Below, in their own words, are blogs from the planners, facilitators, and participants of ICESat-2 Hackweek. It’s an intriguing, inside look at how and why it evolved, what happened during the event, and some of the results.
How would you describe yourself?
I’m a glaciologist at the University of Washington (UW) in Seattle.
How and why did the ICESat-2 Hackweek come about?
About a year ago, former Cryospheric Sciences Program Manager Tom Wagner was in Seattle for a workshop I led. We hosted it in an "active learning" classroom on the UW campus that is often used for software trainings. Wagner liked the interactive format of the workshop and suggested we host something similar to facilitate the development of tools for accessing data from ICESat-2. The idea was to build a community that could work together in sharing software so as to minimize duplication of effort and maximize the opportunity for doing high-impact science with the data. I worked with Wagner and suggested the hackweek model would be a good fit for achieving these goals.
What is the history of hackweeks, generally, at UW?
The hackweek concept was designed by my colleagues at the UW eScience Institute. It started within the astronomy community. It then extended to the neuroscience community, and I helped apply the model to the geosciences (see geohackweek.github.io). Hackweeks strive to create a welcoming learning environment to foster community building, opportunities for software development and training in open source, reproducible data science methods. I teamed up with several colleagues to create a white paper with more details on the hackweek model.
Who organized the event?
Anthony Arendt, Axel Schweiger, Ian Joughin, and Ben Smith (all with APL's Polar Science Center) polled the ICESat-2 community, looking for volunteers to help lead tutorials and share knowledge on existing software within the community. A core team of nearly 20 people then began meeting regularly via video conference to design the event. The team included graduate students, technicians, research scientists and faculty. The full schedule, as designed, including links to tutorial content, is here: https://icesat-2hackweek.github.io/schedule.html.
What happened during the event?
About 60 participants attended, with about 20 facilitators supporting the participants. Everyone was given access to a shared cloud computing system on Amazon Web Services so that we could have everyone using a common computational platform. Each day, the mornings involved interactive tutorials on software tools and algorithms used to access and filter the ICESat-2 data.
Day 1 involved introductions to the ICESat-2 sensor from science team members. It also involved training in core data science collaboration tools. Afternoons involved open project time. On day 1, we facilitated a session in which individuals pitched project ideas, and the remaining participants moved around the room to talk to different groups and decide on which project they would like to join. More information on projects is here: https://icesat-2hackweek.github.io/wiki/project_guidelines.html.

Required tasks:
1. List every person named in the ICESat-2 Hackweek interview.
2. Resume the ICESat-2 Hackweek interview after its final sentence.

Excerpted data:
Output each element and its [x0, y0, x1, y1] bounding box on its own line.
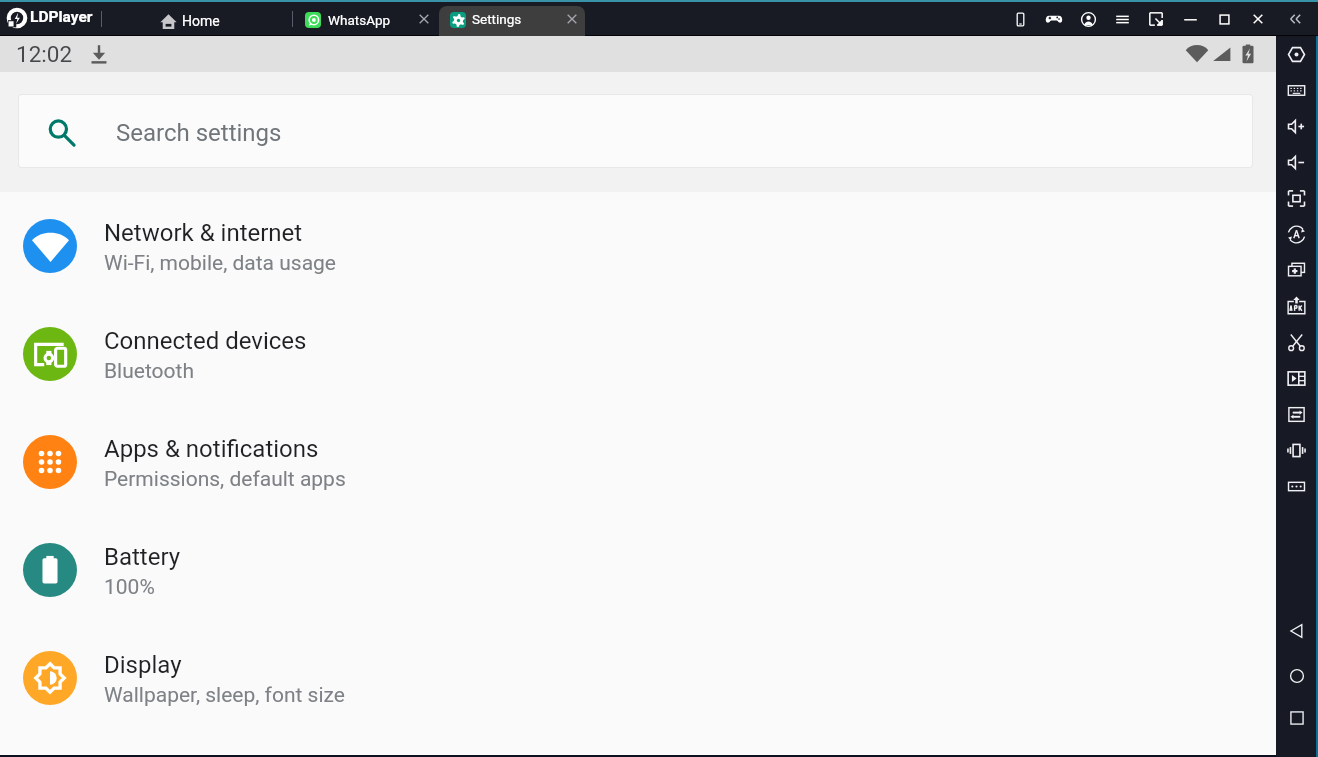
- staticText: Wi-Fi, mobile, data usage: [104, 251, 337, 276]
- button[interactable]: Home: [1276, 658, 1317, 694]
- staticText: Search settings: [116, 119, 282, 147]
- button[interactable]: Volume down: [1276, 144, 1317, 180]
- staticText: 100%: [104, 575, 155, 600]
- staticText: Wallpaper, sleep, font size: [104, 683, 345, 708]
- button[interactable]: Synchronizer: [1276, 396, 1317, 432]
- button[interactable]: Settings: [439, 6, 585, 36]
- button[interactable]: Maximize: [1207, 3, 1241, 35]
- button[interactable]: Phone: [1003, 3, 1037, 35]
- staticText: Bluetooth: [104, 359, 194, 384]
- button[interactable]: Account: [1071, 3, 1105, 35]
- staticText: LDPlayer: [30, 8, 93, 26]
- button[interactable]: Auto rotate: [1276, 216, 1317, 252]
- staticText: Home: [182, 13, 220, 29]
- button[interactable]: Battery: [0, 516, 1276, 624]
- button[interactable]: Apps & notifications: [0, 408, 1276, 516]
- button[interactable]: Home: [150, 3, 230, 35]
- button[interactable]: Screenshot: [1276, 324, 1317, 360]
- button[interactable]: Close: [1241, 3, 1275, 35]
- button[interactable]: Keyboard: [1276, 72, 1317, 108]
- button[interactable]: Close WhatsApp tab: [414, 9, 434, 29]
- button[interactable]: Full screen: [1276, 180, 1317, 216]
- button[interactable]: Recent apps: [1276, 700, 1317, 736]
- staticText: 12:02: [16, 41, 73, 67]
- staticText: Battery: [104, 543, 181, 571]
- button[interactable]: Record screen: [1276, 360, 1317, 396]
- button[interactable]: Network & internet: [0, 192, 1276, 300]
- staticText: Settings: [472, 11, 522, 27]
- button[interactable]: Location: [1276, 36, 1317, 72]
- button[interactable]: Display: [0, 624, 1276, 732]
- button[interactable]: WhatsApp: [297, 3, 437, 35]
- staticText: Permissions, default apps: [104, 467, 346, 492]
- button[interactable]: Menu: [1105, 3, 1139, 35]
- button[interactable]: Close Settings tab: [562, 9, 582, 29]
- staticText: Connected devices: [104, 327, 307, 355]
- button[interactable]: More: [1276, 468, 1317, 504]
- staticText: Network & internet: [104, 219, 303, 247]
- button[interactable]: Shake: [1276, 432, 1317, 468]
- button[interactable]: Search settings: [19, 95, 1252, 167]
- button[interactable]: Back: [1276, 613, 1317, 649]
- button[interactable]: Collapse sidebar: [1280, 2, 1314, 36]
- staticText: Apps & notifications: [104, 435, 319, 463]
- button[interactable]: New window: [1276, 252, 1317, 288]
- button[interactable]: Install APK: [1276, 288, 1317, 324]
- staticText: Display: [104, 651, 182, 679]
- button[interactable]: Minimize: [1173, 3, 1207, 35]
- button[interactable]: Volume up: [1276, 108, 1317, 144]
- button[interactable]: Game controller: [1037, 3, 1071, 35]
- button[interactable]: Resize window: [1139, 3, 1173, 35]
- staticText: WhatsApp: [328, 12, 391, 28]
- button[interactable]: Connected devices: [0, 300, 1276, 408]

Outputs:
1. Tom Wagner, Anthony Arendt, Axel Schweiger, Ian Joughin, Ben Smith

2.
All teams used a collaboration software called GitHub to share their work. The full catalog of projects developed this year is here: https://github.com/ICESAT-2HackWeek/projects_2019
On the final day, the participants presented their work to each other. Most of the tutorials and talks have been recorded and will be posted to YouTube shortly. Data scientist Fernando Perez offered some of the core introductory tutorials. Fernando is not associated with ICESat-2 or cryospheric research—I know him through our connections in the data science community. Fernando is a core developer of many important data science toolkits including the Jupyter project, and his contribution to the event was invaluable.
What are the outcomes of the event?
Everyone agreed the tutorials will be valuable resources to reference in the future. Therefore, efforts are underway to formally share the content using Zenodo, which would give them a version number and DOI.
There was considerable interest in developing a core set of Python libraries that would contain the basic data science tasks associated with using ICESat-2 data. This library could include steps for downloading, subsetting, filtering and doing simple visualizations with the data. Everything would be built out of the tutorials developed for the event. The hope is that other researchers could then access this library and not have to rewrite these basic scripts each time they want to work with ICESat-2 products. I and others are hoping to lead this effort moving forward, in partnership with NSIDC and the broader ICESat-2 community.
Any final thoughts?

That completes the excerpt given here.